**WHAT NEEDS TO BE DONE**
Search the records below for the word "this". Pull out each line that has it.

-- Start DATA ENTRIES --

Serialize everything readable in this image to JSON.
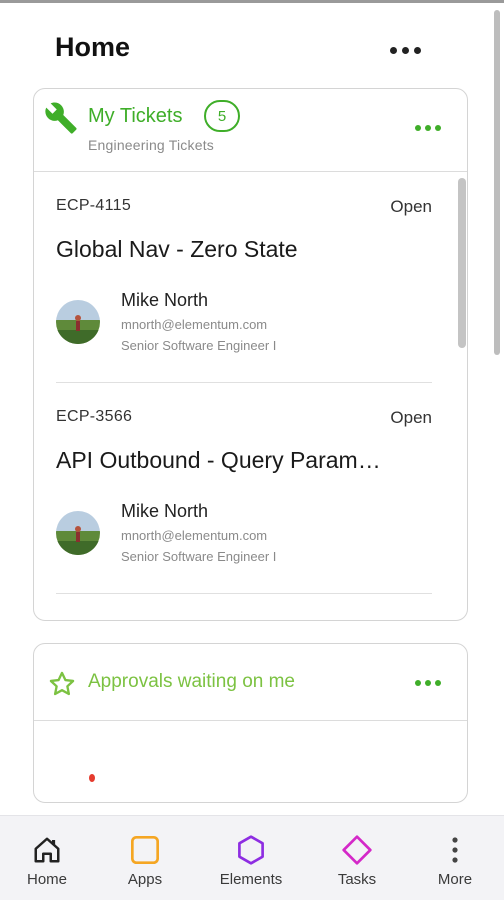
{
  "header": {
    "title": "Home"
  },
  "tickets_card": {
    "title": "My Tickets",
    "count": "5",
    "subtitle": "Engineering Tickets",
    "items": [
      {
        "id": "ECP-4115",
        "status": "Open",
        "name": "Global Nav - Zero State",
        "person": {
          "name": "Mike North",
          "email": "mnorth@elementum.com",
          "role": "Senior Software Engineer I"
        }
      },
      {
        "id": "ECP-3566",
        "status": "Open",
        "name": "API Outbound - Query Param…",
        "person": {
          "name": "Mike North",
          "email": "mnorth@elementum.com",
          "role": "Senior Software Engineer I"
        }
      }
    ]
  },
  "approvals_card": {
    "title": "Approvals waiting on me"
  },
  "bottom_nav": {
    "items": [
      {
        "label": "Home",
        "icon": "home-icon",
        "color": "#222222"
      },
      {
        "label": "Apps",
        "icon": "apps-icon",
        "color": "#f5a623"
      },
      {
        "label": "Elements",
        "icon": "elements-icon",
        "color": "#8e2de2"
      },
      {
        "label": "Tasks",
        "icon": "tasks-icon",
        "color": "#d428c8"
      },
      {
        "label": "More",
        "icon": "more-vertical-icon",
        "color": "#444444"
      }
    ]
  },
  "colors": {
    "accent_green": "#3fae29",
    "approvals_green": "#7cc242"
  }
}
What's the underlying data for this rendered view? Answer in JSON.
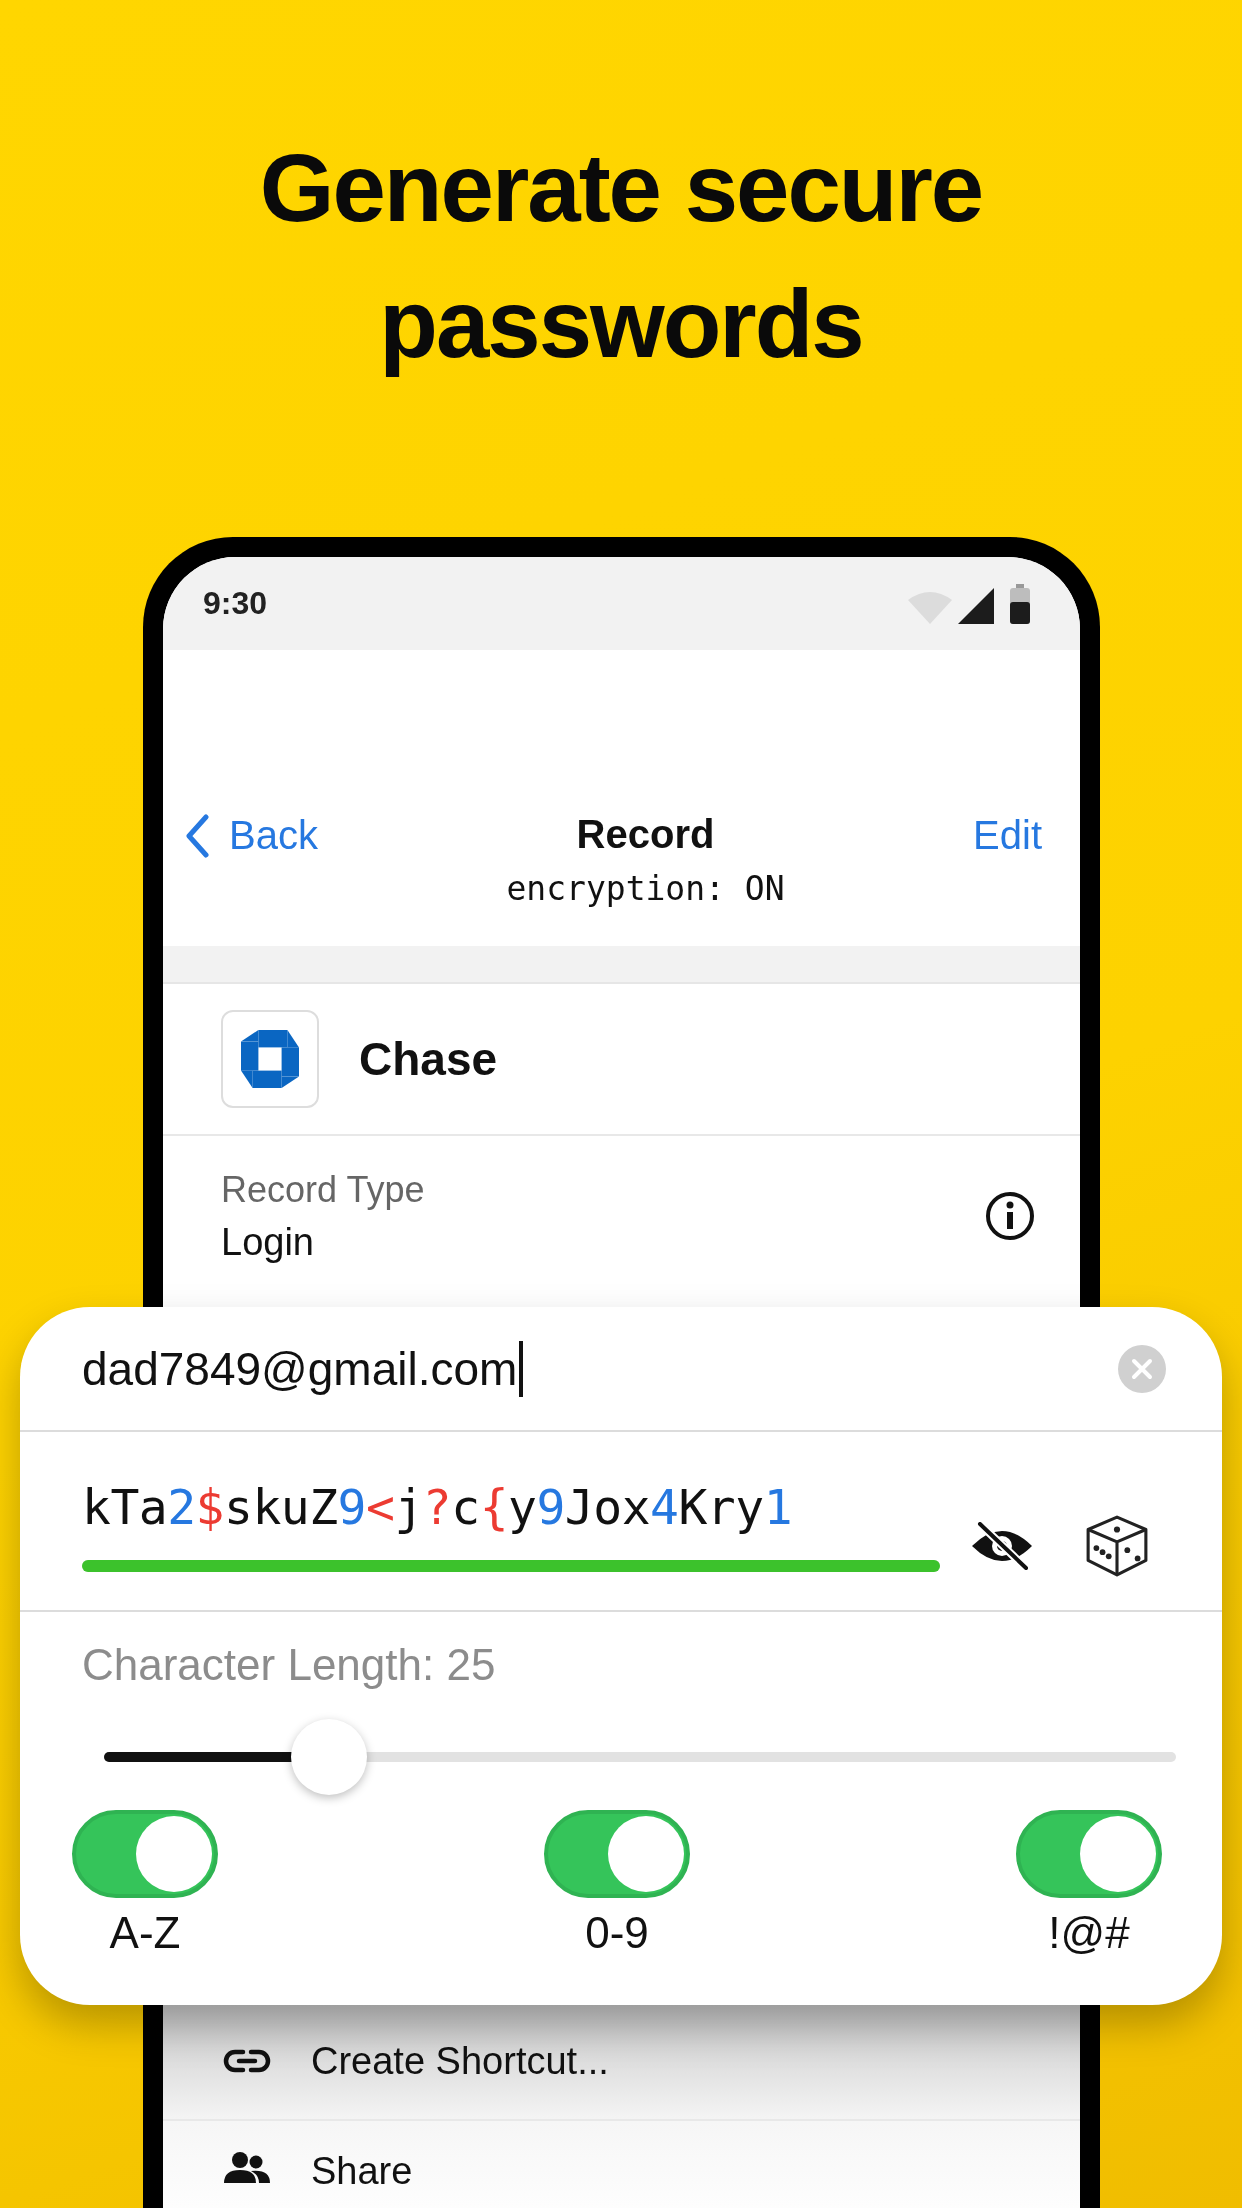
{
  "headline": "Generate secure passwords",
  "status_bar": {
    "time": "9:30"
  },
  "nav": {
    "back": "Back",
    "title": "Record",
    "subtitle": "encryption: ON",
    "action": "Edit"
  },
  "record": {
    "name": "Chase",
    "type_label": "Record Type",
    "type_value": "Login"
  },
  "generator": {
    "username": "dad7849@gmail.com",
    "password": [
      {
        "text": "kTa",
        "kind": "letter"
      },
      {
        "text": "2",
        "kind": "digit"
      },
      {
        "text": "$",
        "kind": "symbol"
      },
      {
        "text": "skuZ",
        "kind": "letter"
      },
      {
        "text": "9",
        "kind": "digit"
      },
      {
        "text": "<",
        "kind": "symbol"
      },
      {
        "text": "j",
        "kind": "letter"
      },
      {
        "text": "?",
        "kind": "symbol"
      },
      {
        "text": "c",
        "kind": "letter"
      },
      {
        "text": "{",
        "kind": "symbol"
      },
      {
        "text": "y",
        "kind": "letter"
      },
      {
        "text": "9",
        "kind": "digit"
      },
      {
        "text": "Jox",
        "kind": "letter"
      },
      {
        "text": "4",
        "kind": "digit"
      },
      {
        "text": "Kry",
        "kind": "letter"
      },
      {
        "text": "1",
        "kind": "digit"
      }
    ],
    "strength": {
      "level": 1
    },
    "length_label": "Character Length: 25",
    "length_slider": {
      "level": 0.21
    },
    "toggles": [
      {
        "label": "A-Z",
        "on": true
      },
      {
        "label": "0-9",
        "on": true
      },
      {
        "label": "!@#",
        "on": true
      }
    ]
  },
  "menu": [
    {
      "label": "Create Shortcut...",
      "kind": "link"
    },
    {
      "label": "Share",
      "kind": "people"
    }
  ]
}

-- End DATA ENTRIES --

**TASK RESULT**
Serialize everything readable in this image to JSON.
What's the underlying data for this rendered view? Answer in JSON.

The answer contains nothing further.